What you will do: Look over the lines below. Report each one that includes the string "setup".

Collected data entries

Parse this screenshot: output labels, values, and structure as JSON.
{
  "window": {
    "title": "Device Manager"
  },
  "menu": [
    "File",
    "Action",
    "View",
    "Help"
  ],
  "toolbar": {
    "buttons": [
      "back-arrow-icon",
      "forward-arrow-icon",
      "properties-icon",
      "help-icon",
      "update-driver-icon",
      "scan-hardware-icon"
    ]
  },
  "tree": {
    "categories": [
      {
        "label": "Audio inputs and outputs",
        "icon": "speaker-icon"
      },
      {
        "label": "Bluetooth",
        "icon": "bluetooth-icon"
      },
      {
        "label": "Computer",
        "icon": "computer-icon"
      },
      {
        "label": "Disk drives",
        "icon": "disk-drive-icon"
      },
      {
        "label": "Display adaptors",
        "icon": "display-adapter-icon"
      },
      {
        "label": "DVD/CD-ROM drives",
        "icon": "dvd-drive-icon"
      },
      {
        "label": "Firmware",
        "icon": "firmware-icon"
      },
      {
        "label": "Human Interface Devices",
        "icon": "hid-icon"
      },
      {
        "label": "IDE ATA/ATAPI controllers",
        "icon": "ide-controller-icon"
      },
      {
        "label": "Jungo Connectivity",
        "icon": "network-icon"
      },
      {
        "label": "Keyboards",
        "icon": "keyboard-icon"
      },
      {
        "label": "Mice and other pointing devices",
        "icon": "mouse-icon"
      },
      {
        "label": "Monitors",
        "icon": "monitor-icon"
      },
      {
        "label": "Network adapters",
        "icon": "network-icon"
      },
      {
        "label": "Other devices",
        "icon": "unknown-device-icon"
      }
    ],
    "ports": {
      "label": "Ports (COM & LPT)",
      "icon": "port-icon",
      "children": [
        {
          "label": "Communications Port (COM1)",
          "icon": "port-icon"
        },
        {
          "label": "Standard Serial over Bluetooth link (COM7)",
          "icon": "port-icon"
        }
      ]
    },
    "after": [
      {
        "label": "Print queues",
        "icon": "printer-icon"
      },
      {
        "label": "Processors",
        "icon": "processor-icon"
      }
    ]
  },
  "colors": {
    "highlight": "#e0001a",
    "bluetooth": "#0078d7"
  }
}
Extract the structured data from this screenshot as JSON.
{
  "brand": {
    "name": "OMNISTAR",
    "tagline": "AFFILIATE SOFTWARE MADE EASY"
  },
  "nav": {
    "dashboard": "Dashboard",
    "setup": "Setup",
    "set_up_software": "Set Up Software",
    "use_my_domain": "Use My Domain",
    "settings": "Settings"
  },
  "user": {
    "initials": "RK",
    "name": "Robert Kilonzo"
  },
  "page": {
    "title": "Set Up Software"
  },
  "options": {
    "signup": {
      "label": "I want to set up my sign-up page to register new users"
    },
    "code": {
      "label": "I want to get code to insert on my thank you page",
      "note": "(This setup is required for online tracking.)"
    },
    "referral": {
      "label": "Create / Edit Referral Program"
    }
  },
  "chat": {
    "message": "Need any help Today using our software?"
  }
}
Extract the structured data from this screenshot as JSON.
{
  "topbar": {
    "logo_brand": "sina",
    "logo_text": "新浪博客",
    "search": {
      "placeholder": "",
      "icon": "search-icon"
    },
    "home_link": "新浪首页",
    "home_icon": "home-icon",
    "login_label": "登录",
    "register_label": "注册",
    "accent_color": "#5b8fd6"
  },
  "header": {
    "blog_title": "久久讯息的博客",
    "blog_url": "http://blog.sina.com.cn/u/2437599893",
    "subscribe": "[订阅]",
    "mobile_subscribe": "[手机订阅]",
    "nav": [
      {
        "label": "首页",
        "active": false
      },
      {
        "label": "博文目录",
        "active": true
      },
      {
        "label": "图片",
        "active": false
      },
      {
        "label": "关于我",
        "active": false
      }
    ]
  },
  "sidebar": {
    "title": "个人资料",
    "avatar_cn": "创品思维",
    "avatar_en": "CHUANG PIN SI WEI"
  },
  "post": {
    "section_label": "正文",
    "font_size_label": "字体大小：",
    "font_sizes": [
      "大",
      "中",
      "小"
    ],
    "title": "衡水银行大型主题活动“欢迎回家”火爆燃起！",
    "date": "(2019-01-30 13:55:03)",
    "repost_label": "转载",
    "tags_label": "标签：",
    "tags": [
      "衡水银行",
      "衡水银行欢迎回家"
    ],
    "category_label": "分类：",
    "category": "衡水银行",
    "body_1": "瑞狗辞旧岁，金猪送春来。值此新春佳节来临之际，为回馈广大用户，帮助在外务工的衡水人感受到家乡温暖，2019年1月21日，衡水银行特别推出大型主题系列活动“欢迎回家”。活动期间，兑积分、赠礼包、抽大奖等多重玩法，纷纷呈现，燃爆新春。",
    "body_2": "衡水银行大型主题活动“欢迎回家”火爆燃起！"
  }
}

Finished exercise:
    "setup": "Setup",
      "note": "(This setup is required for online tracking.)"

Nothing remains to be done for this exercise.